> [Problem statement] Return only the count of lines in which the word "structure" appears.

> [Records supplied]
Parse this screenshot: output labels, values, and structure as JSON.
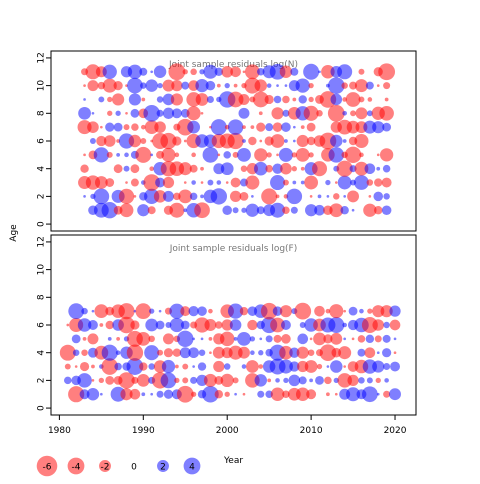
{
  "chart_data": [
    {
      "type": "scatter",
      "title": "Joint sample residuals log(N)",
      "ylabel": "Age",
      "x_ticks": [
        1980,
        1990,
        2000,
        2010,
        2020
      ],
      "y_ticks": [
        0,
        2,
        4,
        6,
        8,
        10,
        12
      ],
      "ylim": [
        -0.5,
        12.5
      ],
      "xlim": [
        1979,
        2022.5
      ],
      "years": [
        1983,
        2019
      ],
      "ages": [
        1,
        2,
        3,
        4,
        5,
        6,
        7,
        8,
        9,
        10,
        11
      ],
      "negative_color": "#ff0000",
      "positive_color": "#0000ff"
    },
    {
      "type": "scatter",
      "title": "Joint sample residuals log(F)",
      "xlabel": "Year",
      "x_ticks": [
        1980,
        1990,
        2000,
        2010,
        2020
      ],
      "y_ticks": [
        0,
        2,
        4,
        6,
        8,
        10,
        12
      ],
      "ylim": [
        -0.5,
        12.5
      ],
      "xlim": [
        1979,
        2022.5
      ],
      "years": [
        1981,
        2020
      ],
      "ages": [
        1,
        2,
        3,
        4,
        5,
        6,
        7
      ],
      "negative_color": "#ff0000",
      "positive_color": "#0000ff"
    }
  ],
  "legend": {
    "title": "Year",
    "entries": [
      {
        "label": "-6",
        "value": -6
      },
      {
        "label": "-4",
        "value": -4
      },
      {
        "label": "-2",
        "value": -2
      },
      {
        "label": "0",
        "value": 0
      },
      {
        "label": "2",
        "value": 2
      },
      {
        "label": "4",
        "value": 4
      }
    ]
  },
  "colors": {
    "negative": "#ff0000",
    "positive": "#0000ff",
    "axis": "#000000",
    "title": "#777777"
  }
}
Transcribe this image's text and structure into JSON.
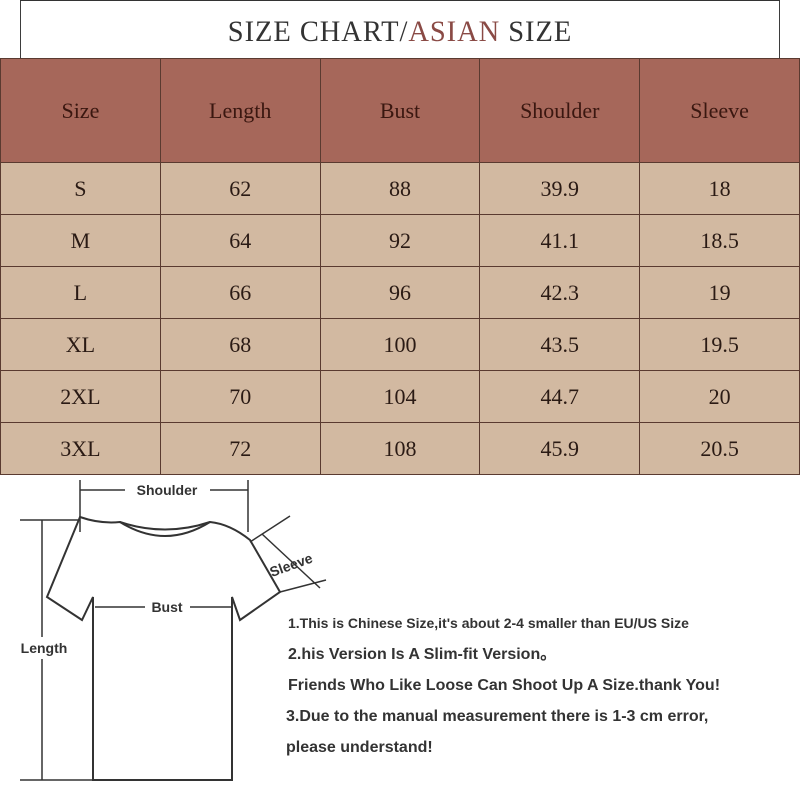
{
  "title": {
    "main": "SIZE CHART/",
    "accent": "ASIAN",
    "tail": " SIZE",
    "accent_color": "#8a4a45"
  },
  "table": {
    "header_color": "#a6675a",
    "row_color": "#d2b9a1",
    "headers": [
      "Size",
      "Length",
      "Bust",
      "Shoulder",
      "Sleeve"
    ],
    "rows": [
      [
        "S",
        "62",
        "88",
        "39.9",
        "18"
      ],
      [
        "M",
        "64",
        "92",
        "41.1",
        "18.5"
      ],
      [
        "L",
        "66",
        "96",
        "42.3",
        "19"
      ],
      [
        "XL",
        "68",
        "100",
        "43.5",
        "19.5"
      ],
      [
        "2XL",
        "70",
        "104",
        "44.7",
        "20"
      ],
      [
        "3XL",
        "72",
        "108",
        "45.9",
        "20.5"
      ]
    ]
  },
  "diagram": {
    "shoulder": "Shoulder",
    "sleeve": "Sleeve",
    "bust": "Bust",
    "length": "Length"
  },
  "notes": [
    "1.This is Chinese Size,it's about 2-4 smaller than EU/US Size",
    "2.his Version Is A Slim-fit Version。",
    "Friends Who Like Loose Can Shoot Up A Size.thank You!",
    "3.Due to the manual measurement there is 1-3 cm error,",
    "please understand!"
  ]
}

> [The completed task] 2